- _INSTRUCTIONS TO FOLLOW_
Quote the entries in full, character for character, without their images.

* begin DATASET RECORDS *

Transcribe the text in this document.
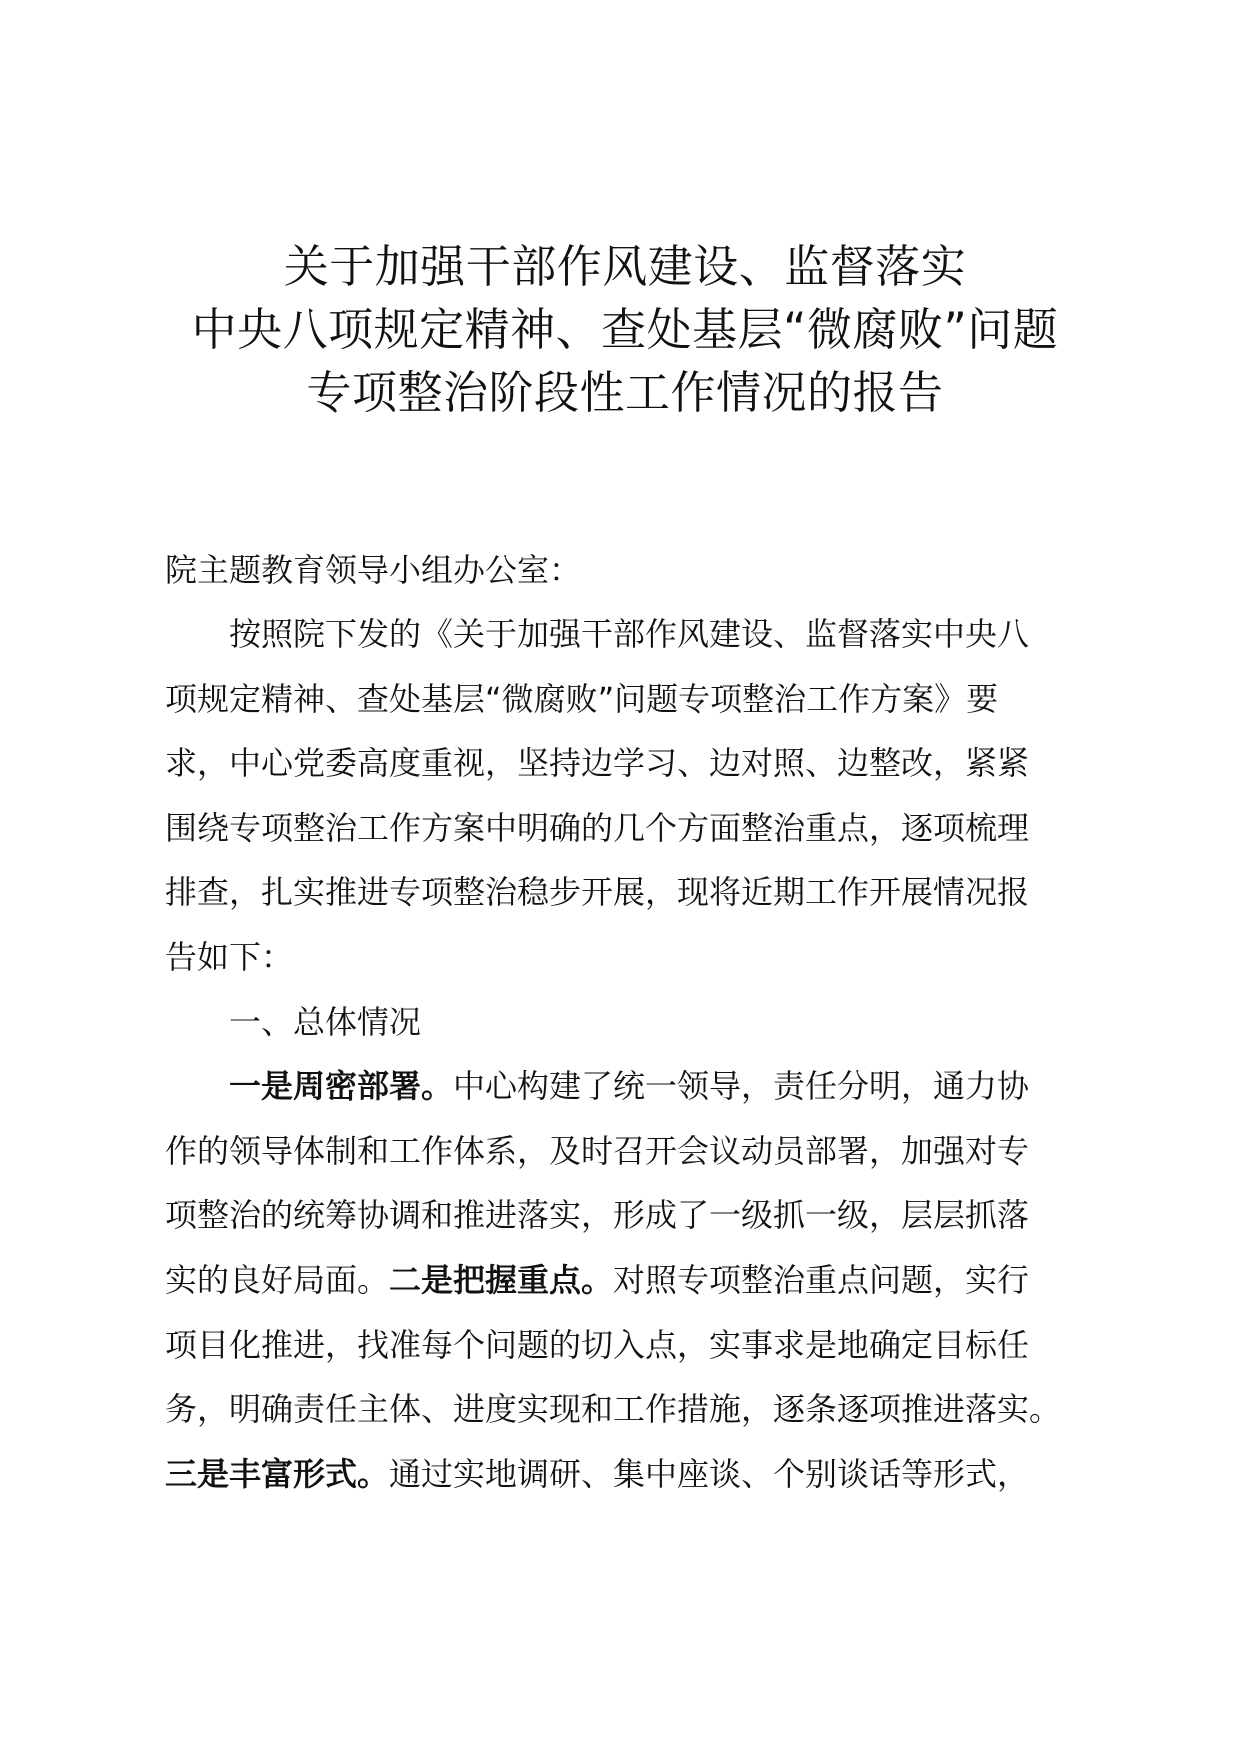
关于加强干部作风建设、监督落实
中央八项规定精神、查处基层“微腐败”问题
专项整治阶段性工作情况的报告

院主题教育领导小组办公室：

按照院下发的《关于加强干部作风建设、监督落实中央八
项规定精神、查处基层“微腐败”问题专项整治工作方案》要
求，中心党委高度重视，坚持边学习、边对照、边整改，紧紧
围绕专项整治工作方案中明确的几个方面整治重点，逐项梳理
排查，扎实推进专项整治稳步开展，现将近期工作开展情况报
告如下：
一、总体情况
一是周密部署。中心构建了统一领导，责任分明，通力协
作的领导体制和工作体系，及时召开会议动员部署，加强对专
项整治的统筹协调和推进落实，形成了一级抓一级，层层抓落
实的良好局面。二是把握重点。对照专项整治重点问题，实行
项目化推进，找准每个问题的切入点，实事求是地确定目标任
务，明确责任主体、进度实现和工作措施，逐条逐项推进落实。
三是丰富形式。通过实地调研、集中座谈、个别谈话等形式，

* end DATASET RECORDS *

- _EXERCISE ANSWER_
Transcribe the text in this document.
关于加强干部作风建设、监督落实
中央八项规定精神、查处基层“微腐败”问题
专项整治阶段性工作情况的报告

院主题教育领导小组办公室：

按照院下发的《关于加强干部作风建设、监督落实中央八
项规定精神、查处基层“微腐败”问题专项整治工作方案》要
求，中心党委高度重视，坚持边学习、边对照、边整改，紧紧
围绕专项整治工作方案中明确的几个方面整治重点，逐项梳理
排查，扎实推进专项整治稳步开展，现将近期工作开展情况报
告如下：
一、总体情况
一是周密部署。中心构建了统一领导，责任分明，通力协
作的领导体制和工作体系，及时召开会议动员部署，加强对专
项整治的统筹协调和推进落实，形成了一级抓一级，层层抓落
实的良好局面。二是把握重点。对照专项整治重点问题，实行
项目化推进，找准每个问题的切入点，实事求是地确定目标任
务，明确责任主体、进度实现和工作措施，逐条逐项推进落实。
三是丰富形式。通过实地调研、集中座谈、个别谈话等形式，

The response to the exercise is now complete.